### [Data supplied]
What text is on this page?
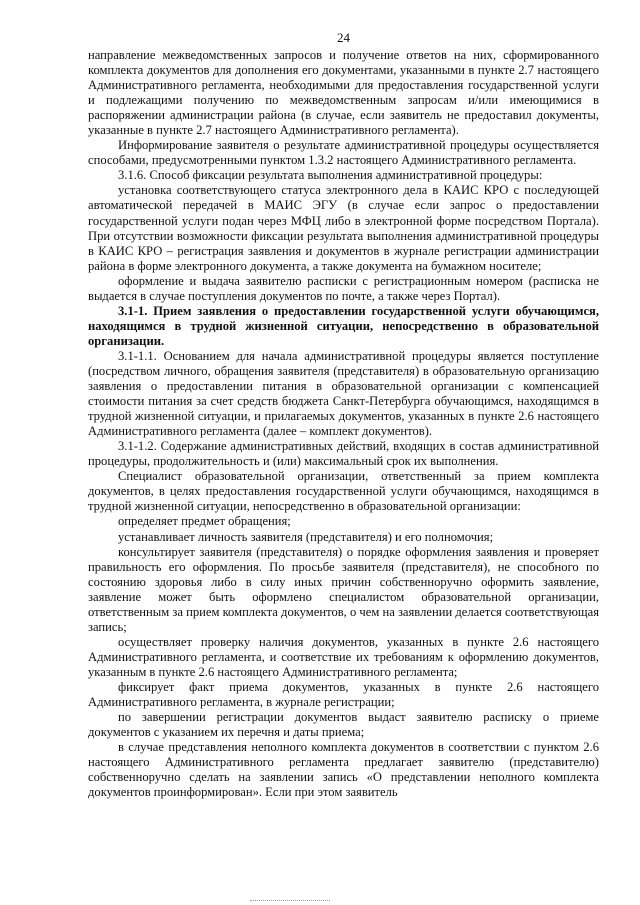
24

направление межведомственных запросов и получение ответов на них, сформированного комплекта документов для дополнения его документами, указанными в пункте 2.7 настоящего Административного регламента, необходимыми для предоставления государственной услуги и подлежащими получению по межведомственным запросам и/или имеющимися в распоряжении администрации района (в случае, если заявитель не предоставил документы, указанные в пункте 2.7 настоящего Административного регламента).

Информирование заявителя о результате административной процедуры осуществляется способами, предусмотренными пунктом 1.3.2 настоящего Административного регламента.

3.1.6. Способ фиксации результата выполнения административной процедуры:

установка соответствующего статуса электронного дела в КАИС КРО с последующей автоматической передачей в МАИС ЭГУ (в случае если запрос о предоставлении государственной услуги подан через МФЦ либо в электронной форме посредством Портала). При отсутствии возможности фиксации результата выполнения административной процедуры в КАИС КРО – регистрация заявления и документов в журнале регистрации администрации района в форме электронного документа, а также документа на бумажном носителе;

оформление и выдача заявителю расписки с регистрационным номером (расписка не выдается в случае поступления документов по почте, а также через Портал).

3.1-1. Прием заявления о предоставлении государственной услуги обучающимся, находящимся в трудной жизненной ситуации, непосредственно в образовательной организации.

3.1-1.1. Основанием для начала административной процедуры является поступление (посредством личного, обращения заявителя (представителя) в образовательную организацию заявления о предоставлении питания в образовательной организации с компенсацией стоимости питания за счет средств бюджета Санкт-Петербурга обучающимся, находящимся в трудной жизненной ситуации, и прилагаемых документов, указанных в пункте 2.6 настоящего Административного регламента (далее – комплект документов).

3.1-1.2. Содержание административных действий, входящих в состав административной процедуры, продолжительность и (или) максимальный срок их выполнения.

Специалист образовательной организации, ответственный за прием комплекта документов, в целях предоставления государственной услуги обучающимся, находящимся в трудной жизненной ситуации, непосредственно в образовательной организации:

определяет предмет обращения;

устанавливает личность заявителя (представителя) и его полномочия;

консультирует заявителя (представителя) о порядке оформления заявления и проверяет правильность его оформления. По просьбе заявителя (представителя), не способного по состоянию здоровья либо в силу иных причин собственноручно оформить заявление, заявление может быть оформлено специалистом образовательной организации, ответственным за прием комплекта документов, о чем на заявлении делается соответствующая запись;

осуществляет проверку наличия документов, указанных в пункте 2.6 настоящего Административного регламента, и соответствие их требованиям к оформлению документов, указанным в пункте 2.6 настоящего Административного регламента;

фиксирует факт приема документов, указанных в пункте 2.6 настоящего Административного регламента, в журнале регистрации;

по завершении регистрации документов выдаст заявителю расписку о приеме документов с указанием их перечня и даты приема;

в случае представления неполного комплекта документов в соответствии с пунктом 2.6 настоящего Административного регламента предлагает заявителю (представителю) собственноручно сделать на заявлении запись «О представлении неполного комплекта документов проинформирован». Если при этом заявитель
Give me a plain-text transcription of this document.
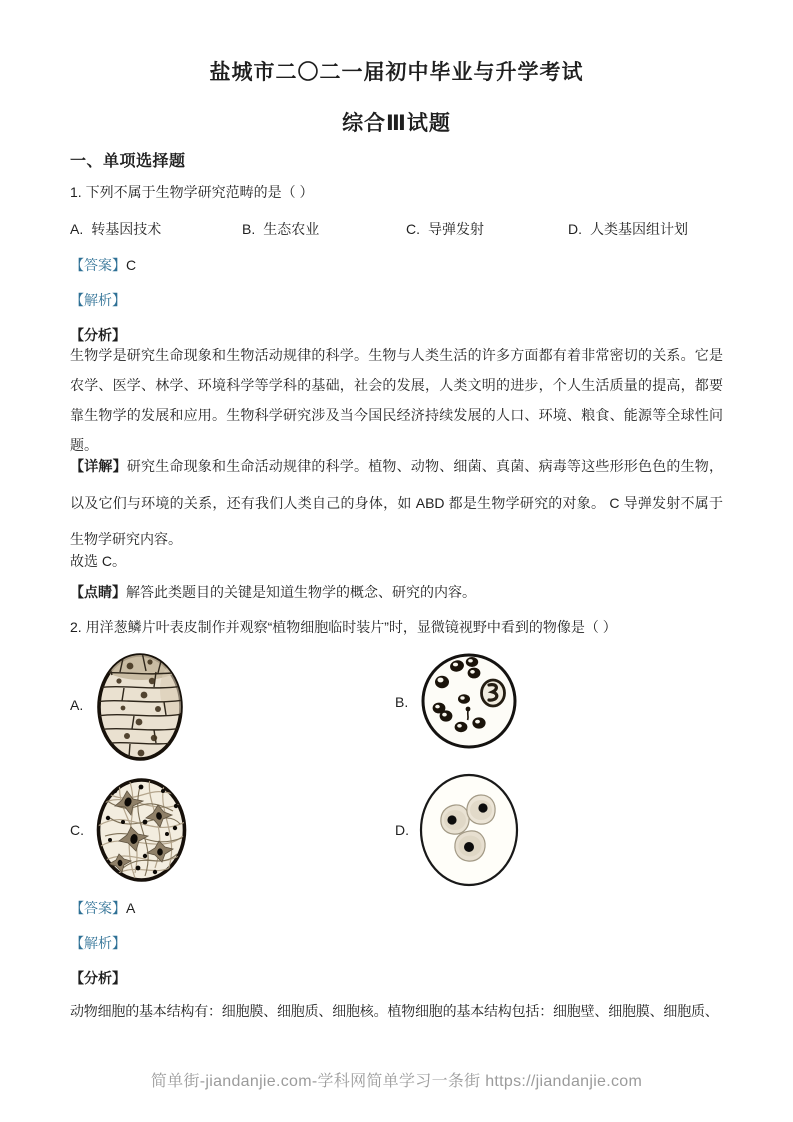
盐城市二〇二一届初中毕业与升学考试
综合Ⅲ试题
一、单项选择题
1. 下列不属于生物学研究范畴的是（ ）
A. 转基因技术	B. 生态农业	C. 导弹发射	D. 人类基因组计划
【答案】C
【解析】
【分析】
生物学是研究生命现象和生物活动规律的科学。生物与人类生活的许多方面都有着非常密切的关系。它是农学、医学、林学、环境科学等学科的基础，社会的发展，人类文明的进步，个人生活质量的提高，都要靠生物学的发展和应用。生物科学研究涉及当今国民经济持续发展的人口、环境、粮食、能源等全球性问题。
【详解】研究生命现象和生命活动规律的科学。植物、动物、细菌、真菌、病毒等这些形形色色的生物，以及它们与环境的关系，还有我们人类自己的身体，如 ABD 都是生物学研究的对象。 C 导弹发射不属于生物学研究内容。
故选 C。
【点睛】解答此类题目的关键是知道生物学的概念、研究的内容。
2. 用洋葱鳞片叶表皮制作并观察“植物细胞临时装片”时，显微镜视野中看到的物像是（ ）
A.	B.
C.	D.
【答案】A
【解析】
【分析】
动物细胞的基本结构有：细胞膜、细胞质、细胞核。植物细胞的基本结构包括：细胞壁、细胞膜、细胞质、
简单街-jiandanjie.com-学科网简单学习一条街 https://jiandanjie.com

### [Aim]
Retype the data above exactly; pictures are not part of the copy.

### [Answer below]
What text is on this page?
24

направление межведомственных запросов и получение ответов на них, сформированного комплекта документов для дополнения его документами, указанными в пункте 2.7 настоящего Административного регламента, необходимыми для предоставления государственной услуги и подлежащими получению по межведомственным запросам и/или имеющимися в распоряжении администрации района (в случае, если заявитель не предоставил документы, указанные в пункте 2.7 настоящего Административного регламента).

Информирование заявителя о результате административной процедуры осуществляется способами, предусмотренными пунктом 1.3.2 настоящего Административного регламента.

3.1.6. Способ фиксации результата выполнения административной процедуры:

установка соответствующего статуса электронного дела в КАИС КРО с последующей автоматической передачей в МАИС ЭГУ (в случае если запрос о предоставлении государственной услуги подан через МФЦ либо в электронной форме посредством Портала). При отсутствии возможности фиксации результата выполнения административной процедуры в КАИС КРО – регистрация заявления и документов в журнале регистрации администрации района в форме электронного документа, а также документа на бумажном носителе;

оформление и выдача заявителю расписки с регистрационным номером (расписка не выдается в случае поступления документов по почте, а также через Портал).

3.1-1. Прием заявления о предоставлении государственной услуги обучающимся, находящимся в трудной жизненной ситуации, непосредственно в образовательной организации.

3.1-1.1. Основанием для начала административной процедуры является поступление (посредством личного, обращения заявителя (представителя) в образовательную организацию заявления о предоставлении питания в образовательной организации с компенсацией стоимости питания за счет средств бюджета Санкт-Петербурга обучающимся, находящимся в трудной жизненной ситуации, и прилагаемых документов, указанных в пункте 2.6 настоящего Административного регламента (далее – комплект документов).

3.1-1.2. Содержание административных действий, входящих в состав административной процедуры, продолжительность и (или) максимальный срок их выполнения.

Специалист образовательной организации, ответственный за прием комплекта документов, в целях предоставления государственной услуги обучающимся, находящимся в трудной жизненной ситуации, непосредственно в образовательной организации:

определяет предмет обращения;

устанавливает личность заявителя (представителя) и его полномочия;

консультирует заявителя (представителя) о порядке оформления заявления и проверяет правильность его оформления. По просьбе заявителя (представителя), не способного по состоянию здоровья либо в силу иных причин собственноручно оформить заявление, заявление может быть оформлено специалистом образовательной организации, ответственным за прием комплекта документов, о чем на заявлении делается соответствующая запись;

осуществляет проверку наличия документов, указанных в пункте 2.6 настоящего Административного регламента, и соответствие их требованиям к оформлению документов, указанным в пункте 2.6 настоящего Административного регламента;

фиксирует факт приема документов, указанных в пункте 2.6 настоящего Административного регламента, в журнале регистрации;

по завершении регистрации документов выдаст заявителю расписку о приеме документов с указанием их перечня и даты приема;

в случае представления неполного комплекта документов в соответствии с пунктом 2.6 настоящего Административного регламента предлагает заявителю (представителю) собственноручно сделать на заявлении запись «О представлении неполного комплекта документов проинформирован». Если при этом заявитель
Give me a plain-text transcription of this document.
盐城市二〇二一届初中毕业与升学考试
综合Ⅲ试题
一、单项选择题
1. 下列不属于生物学研究范畴的是（ ）
A. 转基因技术	B. 生态农业	C. 导弹发射	D. 人类基因组计划
【答案】C
【解析】
【分析】
生物学是研究生命现象和生物活动规律的科学。生物与人类生活的许多方面都有着非常密切的关系。它是农学、医学、林学、环境科学等学科的基础，社会的发展，人类文明的进步，个人生活质量的提高，都要靠生物学的发展和应用。生物科学研究涉及当今国民经济持续发展的人口、环境、粮食、能源等全球性问题。
【详解】研究生命现象和生命活动规律的科学。植物、动物、细菌、真菌、病毒等这些形形色色的生物，以及它们与环境的关系，还有我们人类自己的身体，如 ABD 都是生物学研究的对象。 C 导弹发射不属于生物学研究内容。
故选 C。
【点睛】解答此类题目的关键是知道生物学的概念、研究的内容。
2. 用洋葱鳞片叶表皮制作并观察“植物细胞临时装片”时，显微镜视野中看到的物像是（ ）
A.	B.
C.	D.
【答案】A
【解析】
【分析】
动物细胞的基本结构有：细胞膜、细胞质、细胞核。植物细胞的基本结构包括：细胞壁、细胞膜、细胞质、
简单街-jiandanjie.com-学科网简单学习一条街 https://jiandanjie.com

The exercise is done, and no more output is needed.